** START OF SUPPLIED MATERIAL **

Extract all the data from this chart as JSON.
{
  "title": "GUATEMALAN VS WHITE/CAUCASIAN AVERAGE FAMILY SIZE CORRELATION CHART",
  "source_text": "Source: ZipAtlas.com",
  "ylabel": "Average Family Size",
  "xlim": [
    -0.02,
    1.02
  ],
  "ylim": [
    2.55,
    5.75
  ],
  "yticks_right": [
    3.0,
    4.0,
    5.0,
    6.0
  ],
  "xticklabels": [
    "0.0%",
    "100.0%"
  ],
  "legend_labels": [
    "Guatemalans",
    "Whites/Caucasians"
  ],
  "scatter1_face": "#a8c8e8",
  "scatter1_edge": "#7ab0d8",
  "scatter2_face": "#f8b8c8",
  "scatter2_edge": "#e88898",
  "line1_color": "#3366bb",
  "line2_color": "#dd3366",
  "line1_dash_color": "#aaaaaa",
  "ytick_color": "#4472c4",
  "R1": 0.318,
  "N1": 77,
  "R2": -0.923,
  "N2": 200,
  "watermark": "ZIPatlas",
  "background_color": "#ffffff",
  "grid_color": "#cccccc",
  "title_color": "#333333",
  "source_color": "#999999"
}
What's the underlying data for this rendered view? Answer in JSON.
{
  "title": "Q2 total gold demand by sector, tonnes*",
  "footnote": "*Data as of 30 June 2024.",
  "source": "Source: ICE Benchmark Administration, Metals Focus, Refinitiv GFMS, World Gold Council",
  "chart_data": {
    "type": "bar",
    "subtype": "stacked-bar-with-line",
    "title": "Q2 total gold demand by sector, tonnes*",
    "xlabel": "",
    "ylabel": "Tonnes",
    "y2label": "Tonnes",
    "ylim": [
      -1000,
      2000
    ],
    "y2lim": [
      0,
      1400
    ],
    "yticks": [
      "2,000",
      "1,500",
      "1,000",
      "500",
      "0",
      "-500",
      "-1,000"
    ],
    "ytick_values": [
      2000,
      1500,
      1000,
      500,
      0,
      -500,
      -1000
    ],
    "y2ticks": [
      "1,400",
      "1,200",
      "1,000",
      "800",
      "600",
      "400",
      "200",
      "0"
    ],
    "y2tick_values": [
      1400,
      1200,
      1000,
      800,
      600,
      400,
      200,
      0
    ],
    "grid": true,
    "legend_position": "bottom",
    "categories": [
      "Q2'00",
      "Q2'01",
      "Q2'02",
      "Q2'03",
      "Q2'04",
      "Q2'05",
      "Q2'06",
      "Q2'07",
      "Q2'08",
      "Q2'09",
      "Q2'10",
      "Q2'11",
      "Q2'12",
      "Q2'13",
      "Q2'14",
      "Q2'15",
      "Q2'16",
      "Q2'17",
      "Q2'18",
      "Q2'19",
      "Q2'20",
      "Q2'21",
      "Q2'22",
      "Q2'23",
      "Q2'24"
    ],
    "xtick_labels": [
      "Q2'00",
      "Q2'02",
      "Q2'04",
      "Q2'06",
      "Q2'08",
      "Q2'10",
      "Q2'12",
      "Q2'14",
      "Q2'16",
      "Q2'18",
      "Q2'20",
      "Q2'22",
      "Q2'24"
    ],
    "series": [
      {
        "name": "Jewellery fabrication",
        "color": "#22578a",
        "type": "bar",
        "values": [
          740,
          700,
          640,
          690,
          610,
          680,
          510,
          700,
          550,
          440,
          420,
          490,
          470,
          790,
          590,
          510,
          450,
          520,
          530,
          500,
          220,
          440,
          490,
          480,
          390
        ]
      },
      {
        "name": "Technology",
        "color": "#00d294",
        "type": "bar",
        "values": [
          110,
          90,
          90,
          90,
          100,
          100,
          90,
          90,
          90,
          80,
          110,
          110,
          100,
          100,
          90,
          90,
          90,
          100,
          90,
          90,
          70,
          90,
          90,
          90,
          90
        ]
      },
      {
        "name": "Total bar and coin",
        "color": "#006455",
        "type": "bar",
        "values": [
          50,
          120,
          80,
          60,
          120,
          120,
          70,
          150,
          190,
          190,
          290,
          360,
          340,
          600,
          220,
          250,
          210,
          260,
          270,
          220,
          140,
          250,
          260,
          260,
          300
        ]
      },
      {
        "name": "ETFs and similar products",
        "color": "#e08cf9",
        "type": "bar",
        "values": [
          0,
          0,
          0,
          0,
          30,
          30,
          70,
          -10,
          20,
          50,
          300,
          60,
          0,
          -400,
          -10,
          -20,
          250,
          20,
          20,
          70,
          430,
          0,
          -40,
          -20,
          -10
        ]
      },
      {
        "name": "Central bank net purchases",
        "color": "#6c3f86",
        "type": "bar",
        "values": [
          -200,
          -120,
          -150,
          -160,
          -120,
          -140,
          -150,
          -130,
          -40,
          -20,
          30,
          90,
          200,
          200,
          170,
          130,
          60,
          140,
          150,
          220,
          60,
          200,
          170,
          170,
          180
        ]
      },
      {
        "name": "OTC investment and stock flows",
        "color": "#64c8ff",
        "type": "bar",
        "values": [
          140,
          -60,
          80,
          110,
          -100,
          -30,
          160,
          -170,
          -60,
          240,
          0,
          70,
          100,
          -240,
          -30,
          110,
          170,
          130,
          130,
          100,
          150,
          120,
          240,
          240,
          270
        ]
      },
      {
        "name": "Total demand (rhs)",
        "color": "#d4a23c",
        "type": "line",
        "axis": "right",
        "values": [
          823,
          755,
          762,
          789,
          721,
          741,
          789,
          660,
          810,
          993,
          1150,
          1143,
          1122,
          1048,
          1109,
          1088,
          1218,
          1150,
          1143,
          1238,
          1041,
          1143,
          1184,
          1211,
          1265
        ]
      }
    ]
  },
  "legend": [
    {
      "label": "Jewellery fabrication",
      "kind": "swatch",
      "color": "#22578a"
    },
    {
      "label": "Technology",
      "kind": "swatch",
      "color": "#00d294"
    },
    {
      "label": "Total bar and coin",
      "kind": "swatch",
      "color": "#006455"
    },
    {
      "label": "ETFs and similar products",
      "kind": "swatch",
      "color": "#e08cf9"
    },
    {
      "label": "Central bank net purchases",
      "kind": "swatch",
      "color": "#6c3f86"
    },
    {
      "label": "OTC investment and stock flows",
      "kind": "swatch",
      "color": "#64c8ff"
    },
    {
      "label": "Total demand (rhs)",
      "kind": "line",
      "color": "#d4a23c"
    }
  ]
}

** END OF SUPPLIED MATERIAL **

## THE PROBLEM
Show the lines of the material that contain the word "sector".

## WRITTEN REPLY
  "title": "Q2 total gold demand by sector, tonnes*",
    "title": "Q2 total gold demand by sector, tonnes*",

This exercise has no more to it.